Gather every line that includes the word "составления", please.

[Data items]
** start **
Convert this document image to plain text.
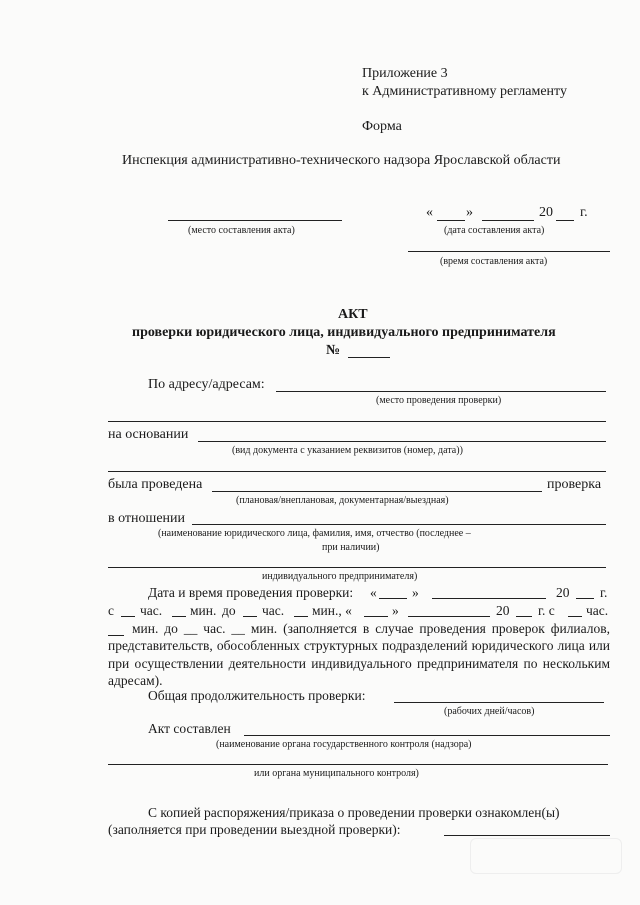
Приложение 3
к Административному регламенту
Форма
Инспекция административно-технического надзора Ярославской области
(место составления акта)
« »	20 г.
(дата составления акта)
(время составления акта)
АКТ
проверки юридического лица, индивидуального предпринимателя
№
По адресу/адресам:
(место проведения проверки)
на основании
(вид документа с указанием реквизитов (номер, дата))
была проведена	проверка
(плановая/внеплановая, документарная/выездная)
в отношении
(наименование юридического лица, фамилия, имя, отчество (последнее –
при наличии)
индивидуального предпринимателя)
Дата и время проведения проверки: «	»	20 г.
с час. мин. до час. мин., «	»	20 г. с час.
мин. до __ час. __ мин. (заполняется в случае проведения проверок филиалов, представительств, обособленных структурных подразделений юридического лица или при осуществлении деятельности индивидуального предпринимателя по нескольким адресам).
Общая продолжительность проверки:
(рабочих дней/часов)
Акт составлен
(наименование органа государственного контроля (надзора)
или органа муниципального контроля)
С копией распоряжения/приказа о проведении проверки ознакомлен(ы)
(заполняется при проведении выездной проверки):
** end **
** start **
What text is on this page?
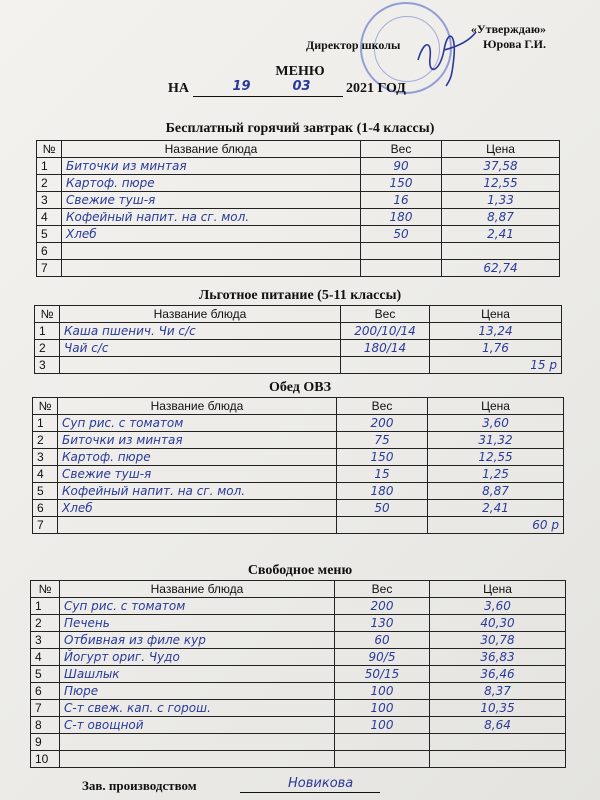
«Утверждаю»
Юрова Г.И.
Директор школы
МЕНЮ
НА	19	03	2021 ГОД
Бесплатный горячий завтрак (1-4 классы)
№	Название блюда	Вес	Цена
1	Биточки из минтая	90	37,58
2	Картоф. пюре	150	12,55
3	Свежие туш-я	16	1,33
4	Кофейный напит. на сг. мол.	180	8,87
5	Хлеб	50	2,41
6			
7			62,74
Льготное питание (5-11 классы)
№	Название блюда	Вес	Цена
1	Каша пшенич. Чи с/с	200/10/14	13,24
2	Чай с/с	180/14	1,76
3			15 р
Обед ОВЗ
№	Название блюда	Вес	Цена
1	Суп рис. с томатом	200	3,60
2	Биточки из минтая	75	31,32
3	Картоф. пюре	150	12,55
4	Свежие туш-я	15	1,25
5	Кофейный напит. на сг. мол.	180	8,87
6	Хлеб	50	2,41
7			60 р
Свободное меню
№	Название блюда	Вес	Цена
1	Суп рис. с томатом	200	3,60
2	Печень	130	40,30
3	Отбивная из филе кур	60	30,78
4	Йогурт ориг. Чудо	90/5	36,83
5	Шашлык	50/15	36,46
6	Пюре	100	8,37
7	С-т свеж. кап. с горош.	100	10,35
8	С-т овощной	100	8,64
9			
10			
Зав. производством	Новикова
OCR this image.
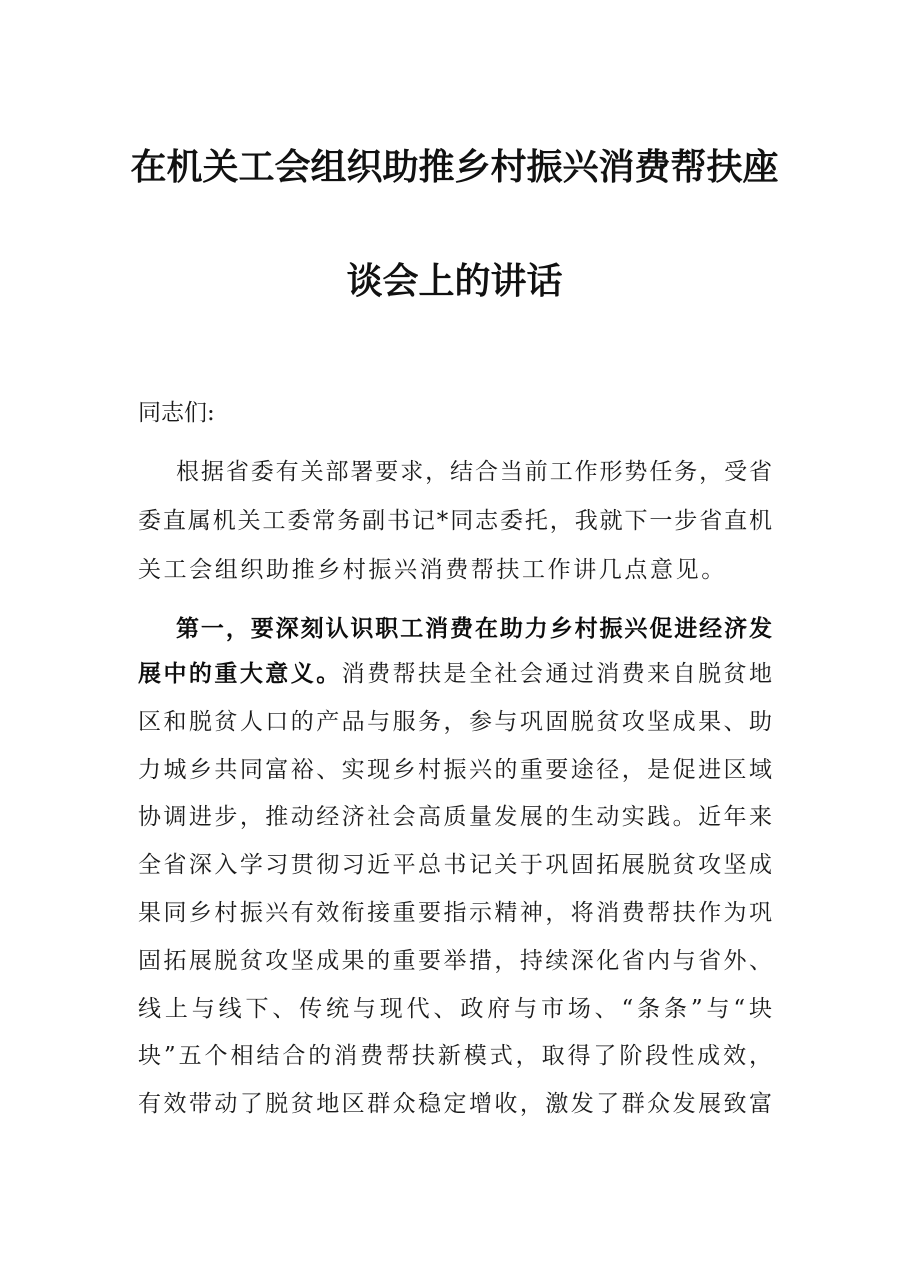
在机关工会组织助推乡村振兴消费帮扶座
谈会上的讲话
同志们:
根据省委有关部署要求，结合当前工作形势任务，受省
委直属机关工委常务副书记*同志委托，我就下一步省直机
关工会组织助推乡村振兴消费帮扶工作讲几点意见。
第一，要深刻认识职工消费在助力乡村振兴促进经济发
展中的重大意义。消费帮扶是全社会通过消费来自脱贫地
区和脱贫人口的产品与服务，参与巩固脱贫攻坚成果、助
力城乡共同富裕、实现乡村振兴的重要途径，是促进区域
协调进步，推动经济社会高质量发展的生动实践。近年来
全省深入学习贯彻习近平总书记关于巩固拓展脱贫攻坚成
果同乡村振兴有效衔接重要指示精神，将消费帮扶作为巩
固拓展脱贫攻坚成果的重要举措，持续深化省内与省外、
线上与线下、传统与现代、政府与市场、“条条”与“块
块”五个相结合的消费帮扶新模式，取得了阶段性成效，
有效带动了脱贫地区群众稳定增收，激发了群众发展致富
** end **
**Response to the task**
(место составления акта)
(дата составления акта)
(время составления акта)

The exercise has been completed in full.